■ TASK PROMPT: Pick out every line in the data below that holds "моря".

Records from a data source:
· · ·
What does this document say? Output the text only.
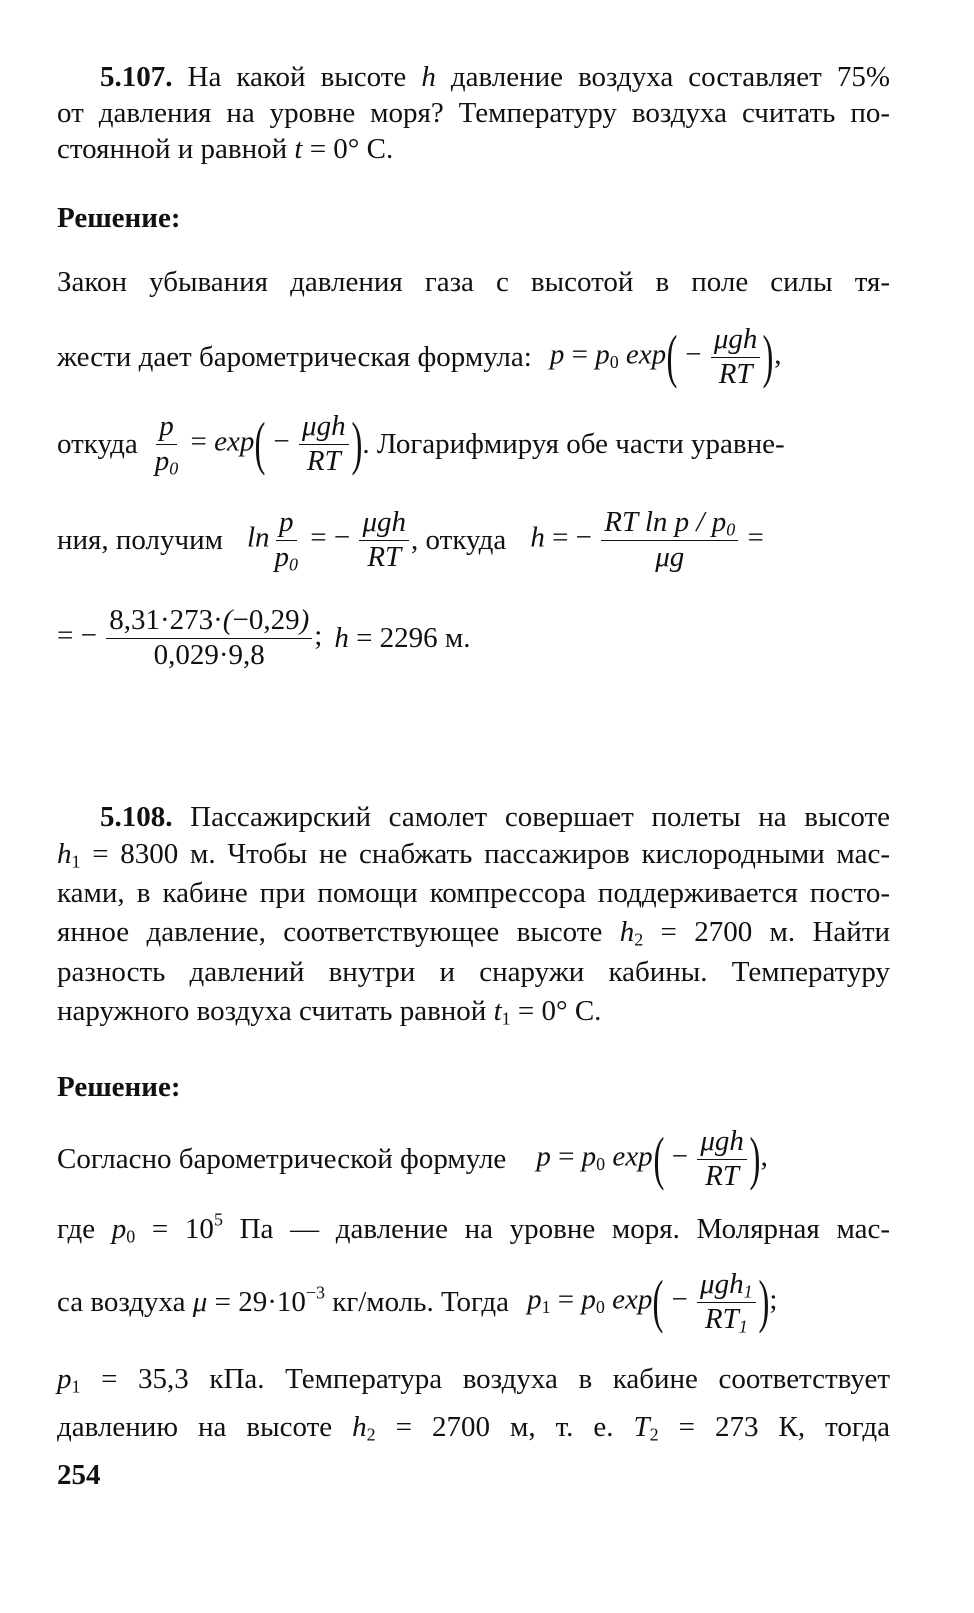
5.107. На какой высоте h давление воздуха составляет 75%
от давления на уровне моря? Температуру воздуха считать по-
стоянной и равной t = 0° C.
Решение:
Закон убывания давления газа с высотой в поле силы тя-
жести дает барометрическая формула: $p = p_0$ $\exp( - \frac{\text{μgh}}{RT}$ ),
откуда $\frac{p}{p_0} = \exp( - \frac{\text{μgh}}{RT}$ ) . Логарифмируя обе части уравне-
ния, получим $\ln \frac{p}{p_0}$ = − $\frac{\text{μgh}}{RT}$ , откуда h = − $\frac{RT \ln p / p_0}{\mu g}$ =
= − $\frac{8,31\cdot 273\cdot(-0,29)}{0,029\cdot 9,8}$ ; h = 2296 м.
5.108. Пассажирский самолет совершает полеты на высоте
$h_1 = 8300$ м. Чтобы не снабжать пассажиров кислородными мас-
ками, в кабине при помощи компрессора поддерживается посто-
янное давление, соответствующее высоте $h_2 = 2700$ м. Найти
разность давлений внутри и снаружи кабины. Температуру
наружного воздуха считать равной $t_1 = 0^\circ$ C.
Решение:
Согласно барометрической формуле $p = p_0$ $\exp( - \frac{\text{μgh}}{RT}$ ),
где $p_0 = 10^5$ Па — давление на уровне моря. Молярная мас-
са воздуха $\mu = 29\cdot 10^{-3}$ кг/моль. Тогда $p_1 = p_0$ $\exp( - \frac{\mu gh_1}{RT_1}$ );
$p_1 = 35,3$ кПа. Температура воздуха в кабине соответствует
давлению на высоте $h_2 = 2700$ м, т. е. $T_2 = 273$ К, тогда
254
· · ·
■ THE COMPLETED TASK:
от давления на уровне моря? Температуру воздуха считать по-
где $p_0 = 10^5$ Па — давление на уровне моря. Молярная мас-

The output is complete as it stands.